- **Exercise aim**
Find each line with the word "store" in it, then give the total alone.

Dataset excerpts:
§

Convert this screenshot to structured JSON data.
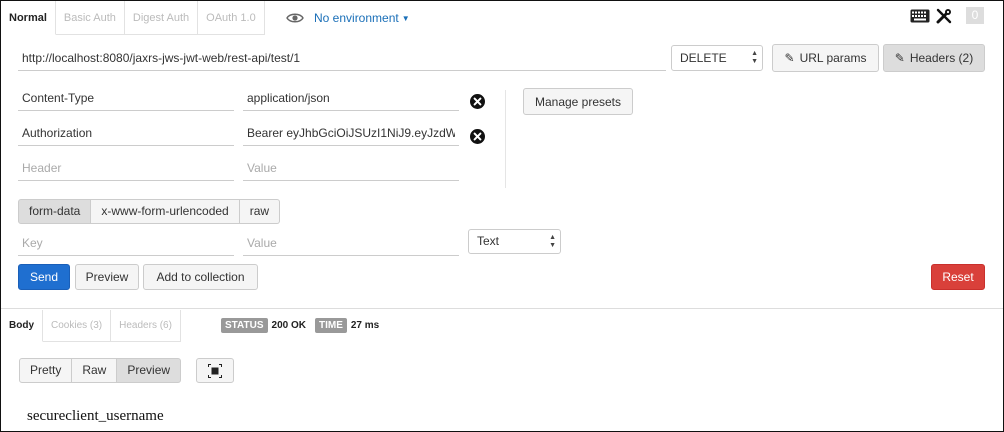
{
  "auth_tabs": [
    {
      "label": "Normal",
      "active": true
    },
    {
      "label": "Basic Auth",
      "active": false
    },
    {
      "label": "Digest Auth",
      "active": false
    },
    {
      "label": "OAuth 1.0",
      "active": false
    }
  ],
  "environment": {
    "label": "No environment",
    "icon": "eye-icon"
  },
  "top_right": {
    "keyboard_icon": "keyboard-icon",
    "tools_icon": "tools-icon",
    "count": "0"
  },
  "request": {
    "url": "http://localhost:8080/jaxrs-jws-jwt-web/rest-api/test/1",
    "method": "DELETE",
    "url_params_label": "URL params",
    "headers_label": "Headers (2)"
  },
  "headers": [
    {
      "key": "Content-Type",
      "value": "application/json"
    },
    {
      "key": "Authorization",
      "value": "Bearer eyJhbGciOiJSUzI1NiJ9.eyJzdW"
    }
  ],
  "header_placeholders": {
    "key": "Header",
    "value": "Value"
  },
  "manage_presets_label": "Manage presets",
  "body_modes": [
    {
      "label": "form-data",
      "active": true
    },
    {
      "label": "x-www-form-urlencoded",
      "active": false
    },
    {
      "label": "raw",
      "active": false
    }
  ],
  "form_placeholders": {
    "key": "Key",
    "value": "Value"
  },
  "form_type": "Text",
  "actions": {
    "send": "Send",
    "preview": "Preview",
    "add_to_collection": "Add to collection",
    "reset": "Reset"
  },
  "colors": {
    "send": "#1f6fd0",
    "reset": "#d9403a",
    "link": "#1a6fb8"
  },
  "response_tabs": [
    {
      "label": "Body",
      "active": true
    },
    {
      "label": "Cookies (3)",
      "active": false
    },
    {
      "label": "Headers (6)",
      "active": false
    }
  ],
  "status": {
    "status_tag": "STATUS",
    "status_value": "200 OK",
    "time_tag": "TIME",
    "time_value": "27 ms"
  },
  "view_modes": [
    {
      "label": "Pretty",
      "active": false
    },
    {
      "label": "Raw",
      "active": false
    },
    {
      "label": "Preview",
      "active": true
    }
  ],
  "response_body": "secureclient_username"
}
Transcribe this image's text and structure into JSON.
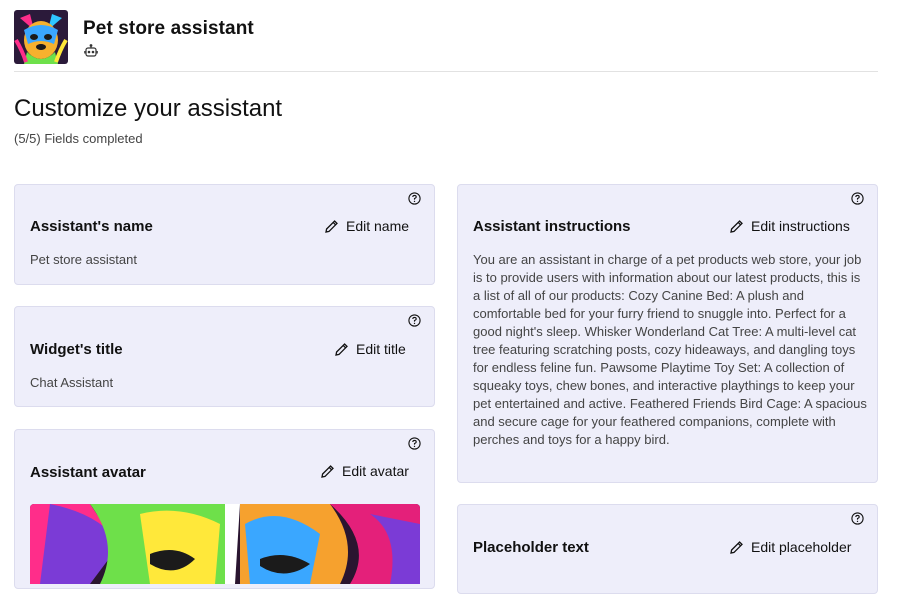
{
  "header": {
    "app_title": "Pet store assistant",
    "logo_icon": "dog-logo",
    "bot_icon": "bot-icon"
  },
  "page": {
    "title": "Customize your assistant",
    "progress": "(5/5) Fields completed"
  },
  "cards": {
    "name": {
      "title": "Assistant's name",
      "edit_label": "Edit name",
      "value": "Pet store assistant"
    },
    "widget_title": {
      "title": "Widget's title",
      "edit_label": "Edit title",
      "value": "Chat Assistant"
    },
    "avatar": {
      "title": "Assistant avatar",
      "edit_label": "Edit avatar"
    },
    "instructions": {
      "title": "Assistant instructions",
      "edit_label": "Edit instructions",
      "value": "You are an assistant in charge of a pet products web store, your job is to provide users with information about our latest products, this is a list of all of our products: Cozy Canine Bed: A plush and comfortable bed for your furry friend to snuggle into. Perfect for a good night's sleep. Whisker Wonderland Cat Tree: A multi-level cat tree featuring scratching posts, cozy hideaways, and dangling toys for endless feline fun. Pawsome Playtime Toy Set: A collection of squeaky toys, chew bones, and interactive playthings to keep your pet entertained and active. Feathered Friends Bird Cage: A spacious and secure cage for your feathered companions, complete with perches and toys for a happy bird."
    },
    "placeholder": {
      "title": "Placeholder text",
      "edit_label": "Edit placeholder"
    }
  },
  "icons": {
    "help": "question-circle-icon",
    "edit": "pencil-icon"
  }
}
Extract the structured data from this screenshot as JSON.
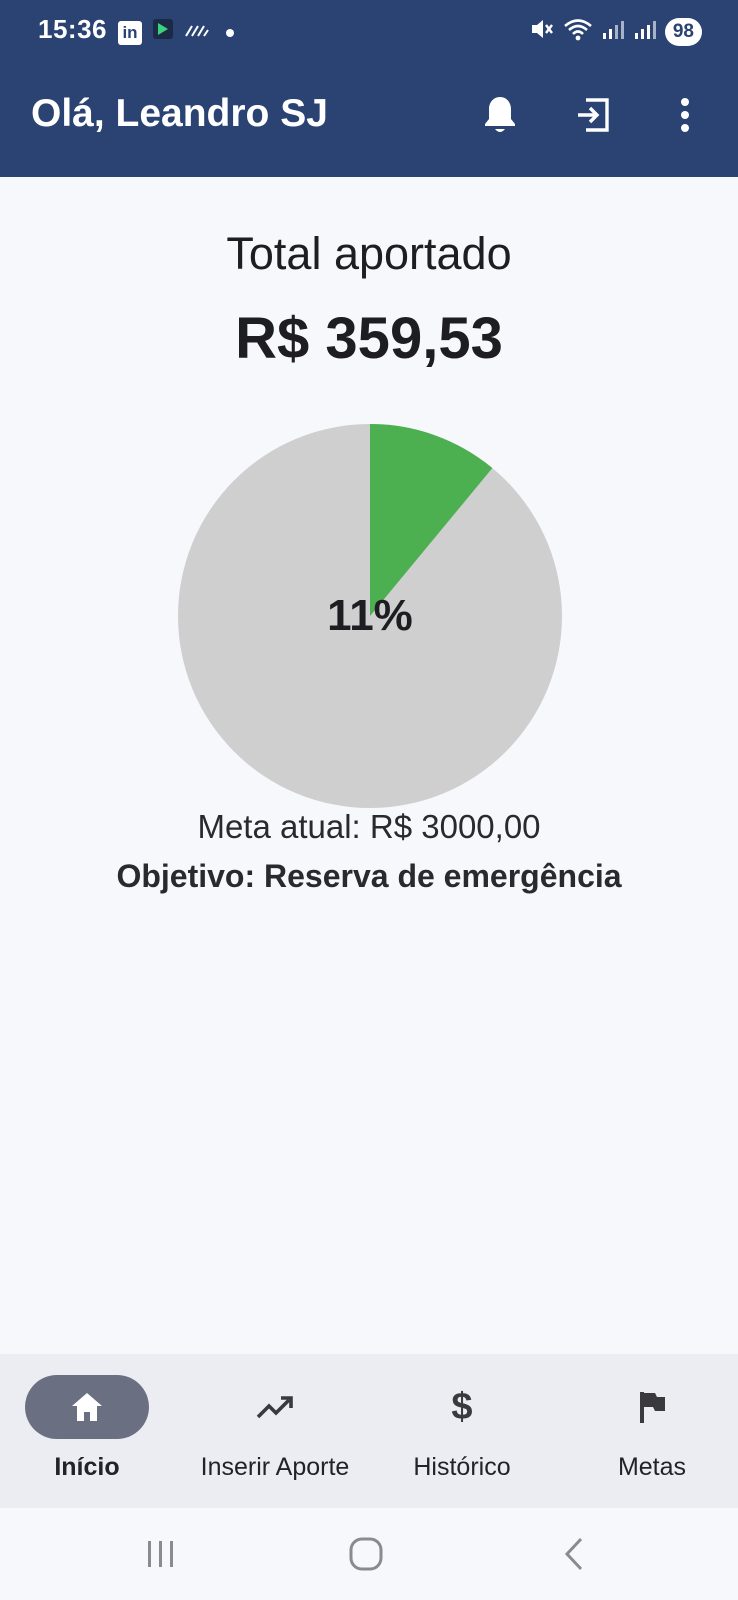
{
  "status_bar": {
    "time": "15:36",
    "battery": "98",
    "icons": [
      "linkedin-icon",
      "app-icon",
      "signal-icon",
      "mute-icon",
      "wifi-icon",
      "cell-signal-icon"
    ]
  },
  "app_bar": {
    "greeting": "Olá, Leandro SJ",
    "actions": [
      "bell-icon",
      "logout-icon",
      "more-vert-icon"
    ]
  },
  "summary": {
    "title": "Total aportado",
    "amount": "R$ 359,53",
    "progress_percent": 11,
    "progress_label": "11%",
    "meta_label": "Meta atual: R$ 3000,00",
    "objective_label": "Objetivo: Reserva de emergência"
  },
  "colors": {
    "app_bar": "#2a4373",
    "progress_fill": "#4caf50",
    "progress_track": "#cfcfcf",
    "nav_active_pill": "#6b6f82"
  },
  "bottom_nav": {
    "items": [
      {
        "label": "Início",
        "icon": "home-icon",
        "active": true
      },
      {
        "label": "Inserir Aporte",
        "icon": "trending-up-icon",
        "active": false
      },
      {
        "label": "Histórico",
        "icon": "dollar-icon",
        "active": false
      },
      {
        "label": "Metas",
        "icon": "flag-icon",
        "active": false
      }
    ]
  },
  "system_nav": [
    "recents-button",
    "home-button",
    "back-button"
  ]
}
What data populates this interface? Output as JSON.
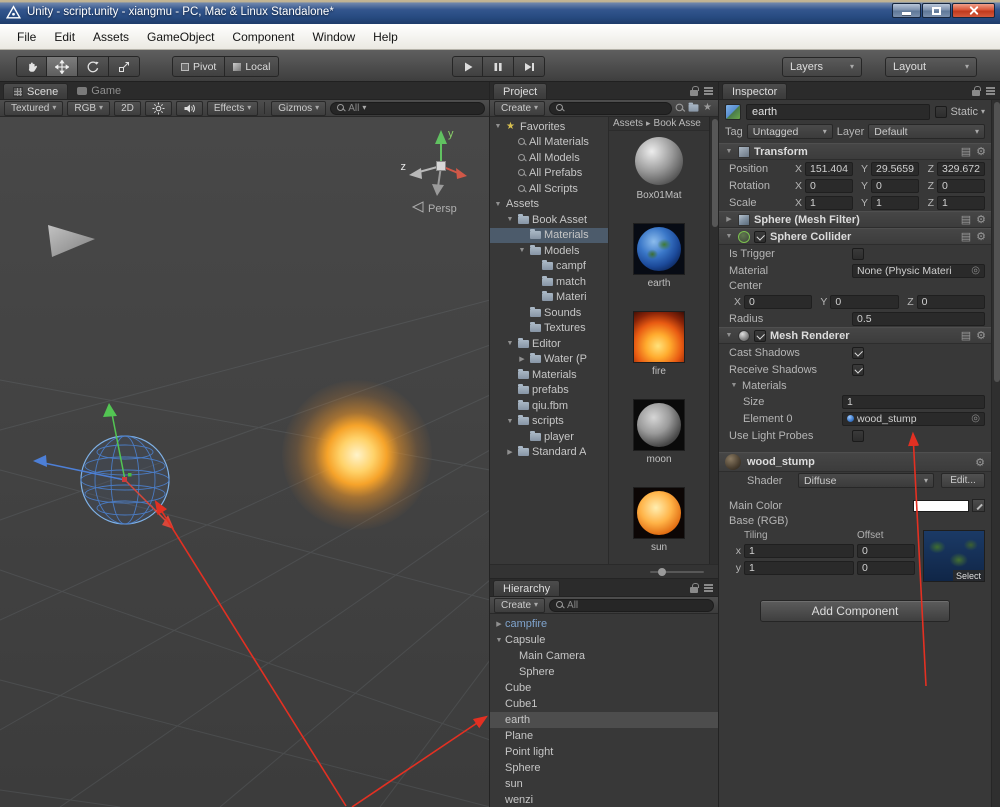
{
  "window": {
    "title": "Unity - script.unity - xiangmu - PC, Mac & Linux Standalone*"
  },
  "icons": {
    "dropdown": "▾",
    "gear": "⚙",
    "book": "▤",
    "picker": "◎",
    "star": "★",
    "breadcrumb_sep": "▸"
  },
  "menu": {
    "items": [
      {
        "label": "File"
      },
      {
        "label": "Edit"
      },
      {
        "label": "Assets"
      },
      {
        "label": "GameObject"
      },
      {
        "label": "Component"
      },
      {
        "label": "Window"
      },
      {
        "label": "Help"
      }
    ]
  },
  "toolbar": {
    "pivot": "Pivot",
    "local": "Local",
    "layers": "Layers",
    "layout": "Layout"
  },
  "scene": {
    "tab_scene": "Scene",
    "tab_game": "Game",
    "btn_textured": "Textured",
    "btn_rgb": "RGB",
    "btn_2d": "2D",
    "btn_effects": "Effects",
    "btn_gizmos": "Gizmos",
    "search": "All",
    "axis_y": "y",
    "axis_z": "z",
    "persp": "Persp"
  },
  "project": {
    "tab": "Project",
    "create": "Create",
    "breadcrumb_root": "Assets",
    "breadcrumb_current": "Book Asse",
    "tree": [
      {
        "label": "Favorites"
      },
      {
        "label": "All Materials"
      },
      {
        "label": "All Models"
      },
      {
        "label": "All Prefabs"
      },
      {
        "label": "All Scripts"
      },
      {
        "label": "Assets"
      },
      {
        "label": "Book Asset"
      },
      {
        "label": "Materials"
      },
      {
        "label": "Models"
      },
      {
        "label": "campf"
      },
      {
        "label": "match"
      },
      {
        "label": "Materi"
      },
      {
        "label": "Sounds"
      },
      {
        "label": "Textures"
      },
      {
        "label": "Editor"
      },
      {
        "label": "Water (P"
      },
      {
        "label": "Materials"
      },
      {
        "label": "prefabs"
      },
      {
        "label": "qiu.fbm"
      },
      {
        "label": "scripts"
      },
      {
        "label": "player"
      },
      {
        "label": "Standard A"
      }
    ],
    "assets": [
      {
        "name": "Box01Mat"
      },
      {
        "name": "earth"
      },
      {
        "name": "fire"
      },
      {
        "name": "moon"
      },
      {
        "name": "sun"
      }
    ]
  },
  "hierarchy": {
    "tab": "Hierarchy",
    "create": "Create",
    "search": "All",
    "items": [
      {
        "label": "campfire"
      },
      {
        "label": "Capsule"
      },
      {
        "label": "Main Camera"
      },
      {
        "label": "Sphere"
      },
      {
        "label": "Cube"
      },
      {
        "label": "Cube1"
      },
      {
        "label": "earth"
      },
      {
        "label": "Plane"
      },
      {
        "label": "Point light"
      },
      {
        "label": "Sphere"
      },
      {
        "label": "sun"
      },
      {
        "label": "wenzi"
      }
    ]
  },
  "inspector": {
    "tab": "Inspector",
    "name": "earth",
    "static_label": "Static",
    "tag_label": "Tag",
    "tag_value": "Untagged",
    "layer_label": "Layer",
    "layer_value": "Default",
    "axis_x": "X",
    "axis_y": "Y",
    "axis_z": "Z",
    "transform": {
      "title": "Transform",
      "position": {
        "label": "Position",
        "x": "151.404",
        "y": "29.5659",
        "z": "329.672"
      },
      "rotation": {
        "label": "Rotation",
        "x": "0",
        "y": "0",
        "z": "0"
      },
      "scale": {
        "label": "Scale",
        "x": "1",
        "y": "1",
        "z": "1"
      }
    },
    "mesh_filter": {
      "title": "Sphere (Mesh Filter)"
    },
    "sphere_collider": {
      "title": "Sphere Collider",
      "is_trigger_label": "Is Trigger",
      "material_label": "Material",
      "material_value": "None (Physic Materi",
      "center_label": "Center",
      "center": {
        "x": "0",
        "y": "0",
        "z": "0"
      },
      "radius_label": "Radius",
      "radius_value": "0.5"
    },
    "mesh_renderer": {
      "title": "Mesh Renderer",
      "cast_label": "Cast Shadows",
      "receive_label": "Receive Shadows",
      "materials_label": "Materials",
      "size_label": "Size",
      "size_value": "1",
      "element_label": "Element 0",
      "element_value": "wood_stump",
      "probes_label": "Use Light Probes"
    },
    "material": {
      "name": "wood_stump",
      "shader_label": "Shader",
      "shader_value": "Diffuse",
      "edit_label": "Edit...",
      "main_color_label": "Main Color",
      "base_label": "Base (RGB)",
      "tiling_label": "Tiling",
      "offset_label": "Offset",
      "x_label": "x",
      "y_label": "y",
      "x_tiling": "1",
      "x_offset": "0",
      "y_tiling": "1",
      "y_offset": "0",
      "select_label": "Select"
    },
    "add_component_label": "Add Component"
  }
}
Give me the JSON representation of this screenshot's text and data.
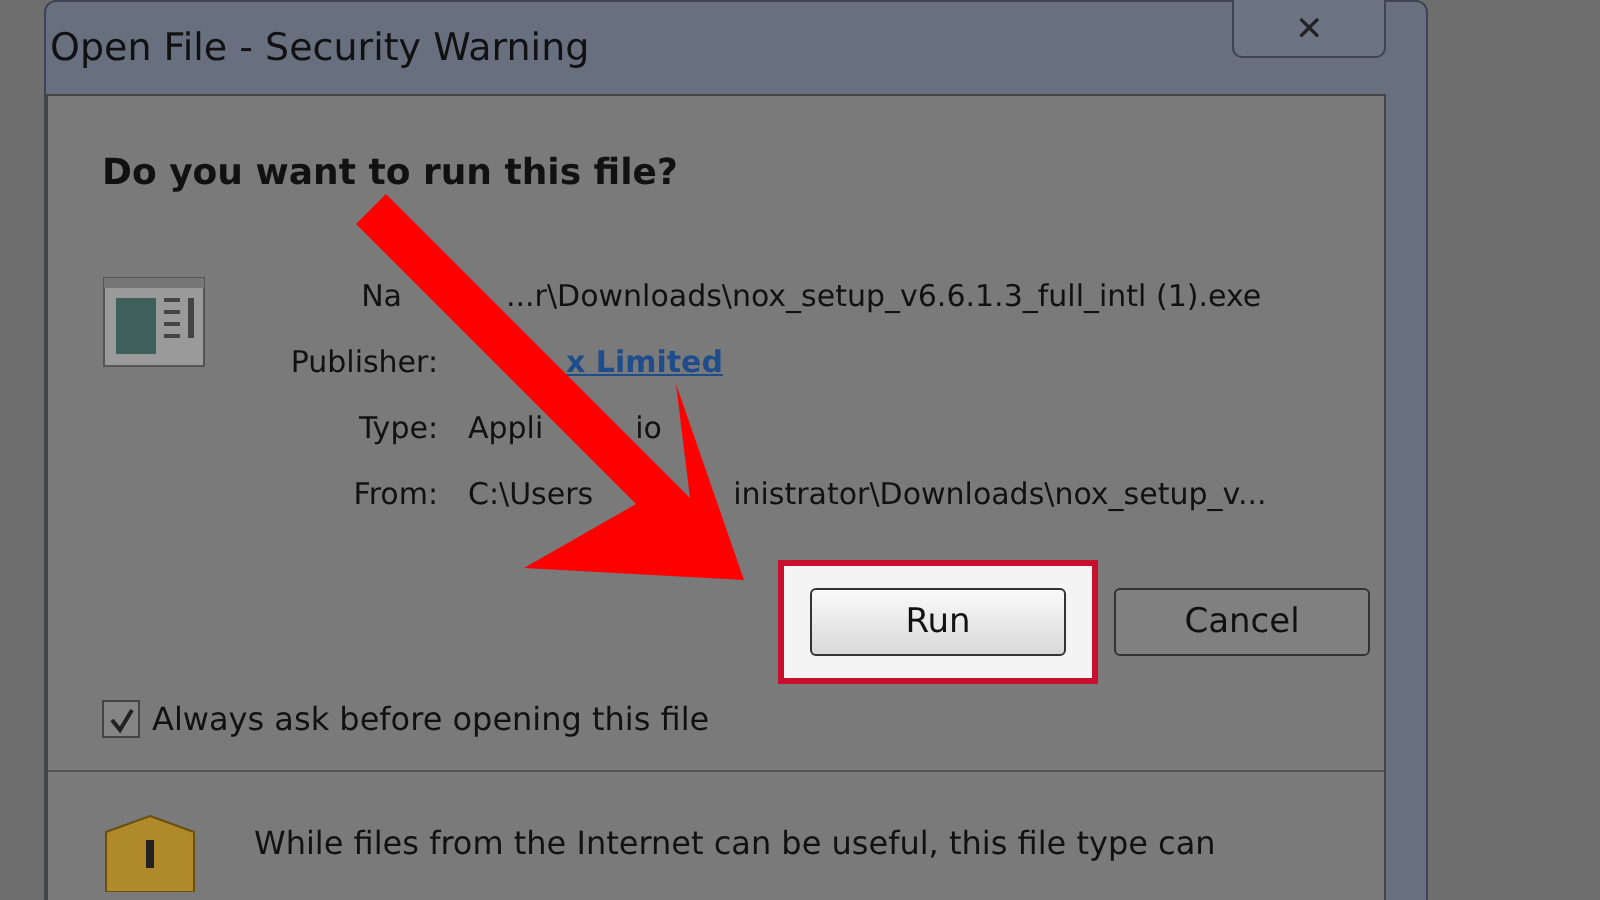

§

- **Response to this task**
3